- **Listed records**:
---

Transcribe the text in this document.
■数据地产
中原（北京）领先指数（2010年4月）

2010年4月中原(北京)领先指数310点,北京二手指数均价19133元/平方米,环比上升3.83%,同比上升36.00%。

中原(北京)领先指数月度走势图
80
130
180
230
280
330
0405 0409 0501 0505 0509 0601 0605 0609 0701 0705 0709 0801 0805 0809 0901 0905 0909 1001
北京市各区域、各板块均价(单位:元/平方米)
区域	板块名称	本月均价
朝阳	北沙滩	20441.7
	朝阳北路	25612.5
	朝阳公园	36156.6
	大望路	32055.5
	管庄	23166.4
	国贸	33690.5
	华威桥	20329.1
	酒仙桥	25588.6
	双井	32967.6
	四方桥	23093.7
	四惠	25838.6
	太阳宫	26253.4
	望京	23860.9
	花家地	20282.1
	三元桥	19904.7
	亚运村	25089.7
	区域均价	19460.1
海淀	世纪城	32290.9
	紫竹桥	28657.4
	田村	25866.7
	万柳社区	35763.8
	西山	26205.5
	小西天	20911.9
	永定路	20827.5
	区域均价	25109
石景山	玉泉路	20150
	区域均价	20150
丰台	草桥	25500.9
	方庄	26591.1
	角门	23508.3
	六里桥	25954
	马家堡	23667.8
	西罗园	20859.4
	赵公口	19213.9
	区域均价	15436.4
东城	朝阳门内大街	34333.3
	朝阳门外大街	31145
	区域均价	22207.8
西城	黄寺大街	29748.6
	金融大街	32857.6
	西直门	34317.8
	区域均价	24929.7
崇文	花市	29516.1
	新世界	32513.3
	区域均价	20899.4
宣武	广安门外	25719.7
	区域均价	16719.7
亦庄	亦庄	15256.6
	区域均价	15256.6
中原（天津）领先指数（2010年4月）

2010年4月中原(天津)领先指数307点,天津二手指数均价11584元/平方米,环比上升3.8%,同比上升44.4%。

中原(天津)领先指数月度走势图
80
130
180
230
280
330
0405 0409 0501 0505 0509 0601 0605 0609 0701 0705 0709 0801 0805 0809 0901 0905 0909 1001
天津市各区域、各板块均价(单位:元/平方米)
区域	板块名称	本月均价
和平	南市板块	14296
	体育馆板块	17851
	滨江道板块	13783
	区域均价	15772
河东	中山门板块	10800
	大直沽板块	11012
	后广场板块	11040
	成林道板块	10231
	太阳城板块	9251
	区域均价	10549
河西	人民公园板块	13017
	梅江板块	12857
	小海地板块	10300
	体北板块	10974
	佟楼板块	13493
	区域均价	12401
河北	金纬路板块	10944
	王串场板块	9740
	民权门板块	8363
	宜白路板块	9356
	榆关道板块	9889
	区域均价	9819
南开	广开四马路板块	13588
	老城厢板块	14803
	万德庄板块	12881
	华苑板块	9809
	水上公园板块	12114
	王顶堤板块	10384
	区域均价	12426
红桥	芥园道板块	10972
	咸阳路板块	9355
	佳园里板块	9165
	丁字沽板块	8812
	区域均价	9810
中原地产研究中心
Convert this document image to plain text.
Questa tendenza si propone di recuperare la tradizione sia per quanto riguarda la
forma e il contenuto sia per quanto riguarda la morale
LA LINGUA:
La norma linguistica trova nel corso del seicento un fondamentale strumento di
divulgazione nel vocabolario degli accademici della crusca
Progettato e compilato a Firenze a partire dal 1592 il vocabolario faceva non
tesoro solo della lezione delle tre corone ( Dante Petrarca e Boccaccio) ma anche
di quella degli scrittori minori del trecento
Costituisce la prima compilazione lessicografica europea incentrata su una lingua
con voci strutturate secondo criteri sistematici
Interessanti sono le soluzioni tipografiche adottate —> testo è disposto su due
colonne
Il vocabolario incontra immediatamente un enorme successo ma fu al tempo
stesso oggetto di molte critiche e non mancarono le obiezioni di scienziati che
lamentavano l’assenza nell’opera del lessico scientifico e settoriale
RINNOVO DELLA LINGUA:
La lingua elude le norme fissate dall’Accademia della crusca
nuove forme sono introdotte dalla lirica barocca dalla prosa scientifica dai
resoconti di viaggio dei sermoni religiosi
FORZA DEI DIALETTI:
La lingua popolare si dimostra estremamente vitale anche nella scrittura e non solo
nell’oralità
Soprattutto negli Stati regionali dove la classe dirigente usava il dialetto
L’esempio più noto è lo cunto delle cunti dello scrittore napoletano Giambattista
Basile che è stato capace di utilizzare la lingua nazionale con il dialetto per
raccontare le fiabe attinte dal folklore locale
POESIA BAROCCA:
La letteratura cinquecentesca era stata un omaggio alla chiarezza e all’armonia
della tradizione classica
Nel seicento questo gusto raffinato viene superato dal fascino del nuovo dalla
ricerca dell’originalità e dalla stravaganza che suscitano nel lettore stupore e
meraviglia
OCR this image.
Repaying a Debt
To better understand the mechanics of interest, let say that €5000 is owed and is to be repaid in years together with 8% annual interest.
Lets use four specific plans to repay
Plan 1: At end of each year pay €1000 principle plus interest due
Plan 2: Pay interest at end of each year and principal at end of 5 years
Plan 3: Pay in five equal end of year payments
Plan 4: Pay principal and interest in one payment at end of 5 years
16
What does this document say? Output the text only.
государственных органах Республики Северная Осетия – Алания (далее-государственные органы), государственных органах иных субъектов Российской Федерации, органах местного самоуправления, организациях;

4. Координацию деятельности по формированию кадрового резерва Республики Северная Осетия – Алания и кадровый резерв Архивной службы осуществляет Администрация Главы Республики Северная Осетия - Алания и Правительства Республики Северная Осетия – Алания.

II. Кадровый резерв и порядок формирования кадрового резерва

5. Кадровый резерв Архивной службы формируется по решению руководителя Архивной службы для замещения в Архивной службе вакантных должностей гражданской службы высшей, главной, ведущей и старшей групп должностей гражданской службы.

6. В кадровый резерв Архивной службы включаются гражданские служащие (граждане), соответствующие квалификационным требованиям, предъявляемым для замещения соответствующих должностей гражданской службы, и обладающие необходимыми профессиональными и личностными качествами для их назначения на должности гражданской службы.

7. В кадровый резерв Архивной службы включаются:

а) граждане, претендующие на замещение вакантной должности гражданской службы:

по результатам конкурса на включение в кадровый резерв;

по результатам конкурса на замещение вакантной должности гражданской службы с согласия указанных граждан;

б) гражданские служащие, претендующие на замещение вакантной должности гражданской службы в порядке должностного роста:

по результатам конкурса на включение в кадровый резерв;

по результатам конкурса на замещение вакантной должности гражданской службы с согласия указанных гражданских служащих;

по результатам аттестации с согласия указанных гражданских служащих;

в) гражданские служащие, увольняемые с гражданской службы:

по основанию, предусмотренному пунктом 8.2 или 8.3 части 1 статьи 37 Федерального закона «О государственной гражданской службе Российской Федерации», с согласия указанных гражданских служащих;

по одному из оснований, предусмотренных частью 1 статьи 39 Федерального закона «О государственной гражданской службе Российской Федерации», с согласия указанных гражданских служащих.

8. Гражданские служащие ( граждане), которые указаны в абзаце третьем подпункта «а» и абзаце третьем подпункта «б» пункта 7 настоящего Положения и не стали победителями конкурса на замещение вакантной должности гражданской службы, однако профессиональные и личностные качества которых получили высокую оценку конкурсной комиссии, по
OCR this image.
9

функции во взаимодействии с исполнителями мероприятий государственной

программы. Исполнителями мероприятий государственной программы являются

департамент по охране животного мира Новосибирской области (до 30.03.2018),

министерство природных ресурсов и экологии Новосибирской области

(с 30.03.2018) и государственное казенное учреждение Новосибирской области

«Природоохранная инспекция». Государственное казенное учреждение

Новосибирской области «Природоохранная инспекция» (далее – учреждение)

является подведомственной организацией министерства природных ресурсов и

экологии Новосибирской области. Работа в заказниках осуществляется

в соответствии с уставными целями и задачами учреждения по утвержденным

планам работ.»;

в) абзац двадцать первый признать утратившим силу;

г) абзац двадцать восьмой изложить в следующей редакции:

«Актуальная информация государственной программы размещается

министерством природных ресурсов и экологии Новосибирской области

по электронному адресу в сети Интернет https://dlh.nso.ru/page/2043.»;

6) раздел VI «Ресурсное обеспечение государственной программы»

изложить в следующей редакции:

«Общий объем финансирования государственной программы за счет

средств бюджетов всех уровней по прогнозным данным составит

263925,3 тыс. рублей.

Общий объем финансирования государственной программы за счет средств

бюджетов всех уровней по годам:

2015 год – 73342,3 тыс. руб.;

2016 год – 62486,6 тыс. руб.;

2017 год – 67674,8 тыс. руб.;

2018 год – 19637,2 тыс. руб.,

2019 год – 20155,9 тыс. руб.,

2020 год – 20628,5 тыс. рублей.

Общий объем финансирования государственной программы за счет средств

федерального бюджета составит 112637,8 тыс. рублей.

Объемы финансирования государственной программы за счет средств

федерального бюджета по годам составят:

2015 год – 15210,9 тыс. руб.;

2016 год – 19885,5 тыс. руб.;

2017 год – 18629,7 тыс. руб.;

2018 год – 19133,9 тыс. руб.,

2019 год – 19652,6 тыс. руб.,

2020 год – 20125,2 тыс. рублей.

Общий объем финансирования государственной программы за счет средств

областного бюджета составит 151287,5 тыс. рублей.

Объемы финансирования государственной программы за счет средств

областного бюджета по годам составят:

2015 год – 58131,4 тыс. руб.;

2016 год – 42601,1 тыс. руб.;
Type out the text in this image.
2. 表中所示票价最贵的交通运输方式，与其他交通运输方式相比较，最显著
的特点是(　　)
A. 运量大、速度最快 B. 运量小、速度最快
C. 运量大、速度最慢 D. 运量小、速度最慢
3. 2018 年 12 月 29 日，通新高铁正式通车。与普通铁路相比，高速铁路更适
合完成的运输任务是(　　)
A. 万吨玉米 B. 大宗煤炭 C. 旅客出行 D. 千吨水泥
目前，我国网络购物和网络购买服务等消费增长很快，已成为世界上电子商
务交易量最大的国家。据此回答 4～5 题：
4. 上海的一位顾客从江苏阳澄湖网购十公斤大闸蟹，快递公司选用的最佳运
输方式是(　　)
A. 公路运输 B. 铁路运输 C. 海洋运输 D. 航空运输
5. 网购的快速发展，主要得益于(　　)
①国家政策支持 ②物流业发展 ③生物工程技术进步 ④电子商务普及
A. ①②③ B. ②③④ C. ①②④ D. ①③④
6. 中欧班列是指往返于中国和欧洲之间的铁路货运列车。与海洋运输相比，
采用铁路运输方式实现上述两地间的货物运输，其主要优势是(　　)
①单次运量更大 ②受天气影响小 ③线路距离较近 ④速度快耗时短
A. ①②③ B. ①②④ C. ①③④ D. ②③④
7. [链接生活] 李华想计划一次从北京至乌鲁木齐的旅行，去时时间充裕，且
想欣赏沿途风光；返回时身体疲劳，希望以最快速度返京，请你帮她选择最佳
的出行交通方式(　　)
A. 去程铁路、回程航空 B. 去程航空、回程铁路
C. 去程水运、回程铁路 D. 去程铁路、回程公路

---

Within the entries above, report how many lines include "государственной", and keep the answer to the number.

- **Result**:
12